> **Text provided**
##########
Python modules and scripts for working with Concrete
Project description
Concrete-python is the Python interface to Concrete, a natural language processing data format and set of service protocols that work across different operating systems and programming languages via Apache Thrift. Concrete-python contains generated Python classes, utility classes and functions, and scripts. It does not contain the Thrift schema for Concrete, which can be found in the Concrete GitHub repository.
This document provides a quick tutorial of concrete-python installation and usage. For more information, including an API reference and development information, please see the online documentation.
License
Copyright 2012-2019 Johns Hopkins University HLTCOE. All rights reserved. This software is released under the 2-clause BSD license. Please see LICENSE for more information.
Requirements
concrete-python is tested on Python 3.5 and requires the Thrift Python library, among other Python libraries. These are installed automatically by setup.py or pip. The Thrift compiler is not required.
##########
Listings of boxed layout items
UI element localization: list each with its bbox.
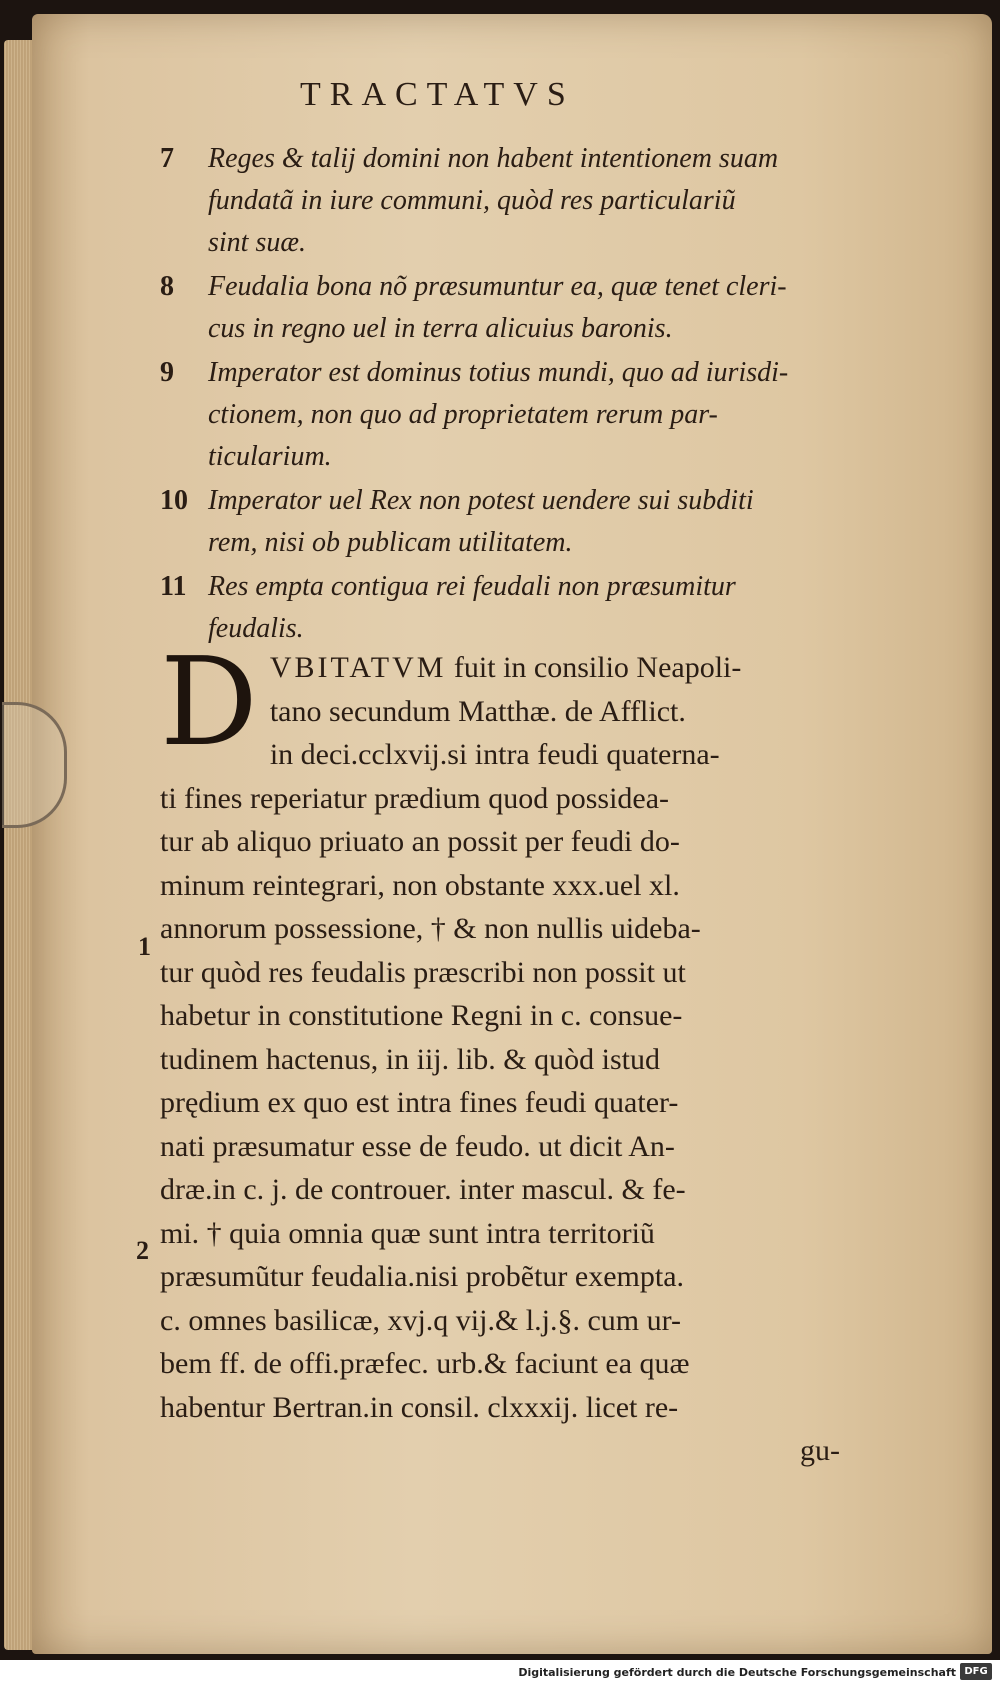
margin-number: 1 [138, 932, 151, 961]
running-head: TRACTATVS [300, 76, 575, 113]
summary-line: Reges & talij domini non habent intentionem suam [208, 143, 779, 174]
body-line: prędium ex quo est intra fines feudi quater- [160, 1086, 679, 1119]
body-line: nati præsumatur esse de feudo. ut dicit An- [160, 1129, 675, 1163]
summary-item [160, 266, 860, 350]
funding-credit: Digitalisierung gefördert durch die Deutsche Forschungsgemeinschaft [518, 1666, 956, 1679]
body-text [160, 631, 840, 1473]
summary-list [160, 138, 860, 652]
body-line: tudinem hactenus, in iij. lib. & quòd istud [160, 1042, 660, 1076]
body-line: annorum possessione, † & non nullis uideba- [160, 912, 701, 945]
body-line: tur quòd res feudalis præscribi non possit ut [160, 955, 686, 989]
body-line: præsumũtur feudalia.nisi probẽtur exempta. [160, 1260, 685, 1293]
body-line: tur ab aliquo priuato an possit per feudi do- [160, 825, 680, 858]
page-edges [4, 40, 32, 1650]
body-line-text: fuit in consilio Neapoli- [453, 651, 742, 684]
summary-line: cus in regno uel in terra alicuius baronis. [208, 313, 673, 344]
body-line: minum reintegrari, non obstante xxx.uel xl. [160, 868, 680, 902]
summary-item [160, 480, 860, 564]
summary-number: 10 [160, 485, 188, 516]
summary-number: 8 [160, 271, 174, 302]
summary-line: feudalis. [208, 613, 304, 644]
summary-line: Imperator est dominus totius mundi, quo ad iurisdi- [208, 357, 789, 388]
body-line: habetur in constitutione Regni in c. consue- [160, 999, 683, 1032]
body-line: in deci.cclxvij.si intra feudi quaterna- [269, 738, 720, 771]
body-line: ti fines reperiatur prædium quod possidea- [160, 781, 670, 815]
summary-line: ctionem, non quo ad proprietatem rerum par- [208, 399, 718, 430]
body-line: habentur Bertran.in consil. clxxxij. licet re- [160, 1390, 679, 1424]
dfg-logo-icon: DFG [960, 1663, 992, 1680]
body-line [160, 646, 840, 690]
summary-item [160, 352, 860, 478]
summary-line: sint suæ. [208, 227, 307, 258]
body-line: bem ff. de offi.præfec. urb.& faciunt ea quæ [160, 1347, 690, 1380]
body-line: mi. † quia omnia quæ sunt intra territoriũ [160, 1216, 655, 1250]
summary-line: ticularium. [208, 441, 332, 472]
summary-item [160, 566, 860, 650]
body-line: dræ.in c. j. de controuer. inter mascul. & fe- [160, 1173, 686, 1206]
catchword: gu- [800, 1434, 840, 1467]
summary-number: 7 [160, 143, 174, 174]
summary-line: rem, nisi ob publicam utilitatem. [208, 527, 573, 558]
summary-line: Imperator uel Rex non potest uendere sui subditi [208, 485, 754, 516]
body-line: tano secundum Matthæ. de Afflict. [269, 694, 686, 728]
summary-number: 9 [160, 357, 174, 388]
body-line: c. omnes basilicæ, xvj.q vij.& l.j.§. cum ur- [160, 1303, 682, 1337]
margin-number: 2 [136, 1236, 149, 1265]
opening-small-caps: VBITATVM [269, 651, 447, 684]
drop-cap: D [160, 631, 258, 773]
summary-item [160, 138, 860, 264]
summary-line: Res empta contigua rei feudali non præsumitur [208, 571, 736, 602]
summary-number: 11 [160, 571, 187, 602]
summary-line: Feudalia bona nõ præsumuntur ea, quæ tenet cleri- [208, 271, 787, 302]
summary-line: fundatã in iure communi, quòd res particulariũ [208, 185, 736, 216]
##########
> **Objective 1**
According to the concrete-python project description, which Python version is the package tested on?
> **Objective 2**
Write a continuation of the concrete-python project description that picks up after its last sentence.
The entries above are separate material and have no connection to the concrete-python project description.

> **Written response 1**
Python 3.5.

> **Written response 2**
Note: The accelerated protocol offers a (de)serialization speedup of 10x or more; if you would like to use it, ensure a C++ compiler is available on your system before installing concrete-python. (If a compiler is not available, concrete-python will fall back to the unaccelerated protocol automatically.) If you are on Linux, a suitable C++ compiler will be listed as g++ or gcc-c++ in your package manager.
If you are using macOS Mojave with the Homebrew package manager (https://brew.sh), you can install the accelerated protocol using the script install-mojave-homebrew-accelerated-thrift.sh.
Installation
You can install Concrete using the pip package manager:
pip install concrete
or by cloning the repository and running setup.py:
git clone https://github.com/hltcoe/concrete-python.git cd concrete-python python setup.py install
Basic usage
Here and in the following sections we make use of an example Concrete Communication file included in the concrete-python source distribution. The Communication type represents an article, book, post, Tweet, or any other kind of document that we might want to store and analyze. Copy it from tests/testdata/serif_dog-bites-man.concrete if you have the concrete-python source distribution or download it separately here: serif_dog-bites-man.concrete.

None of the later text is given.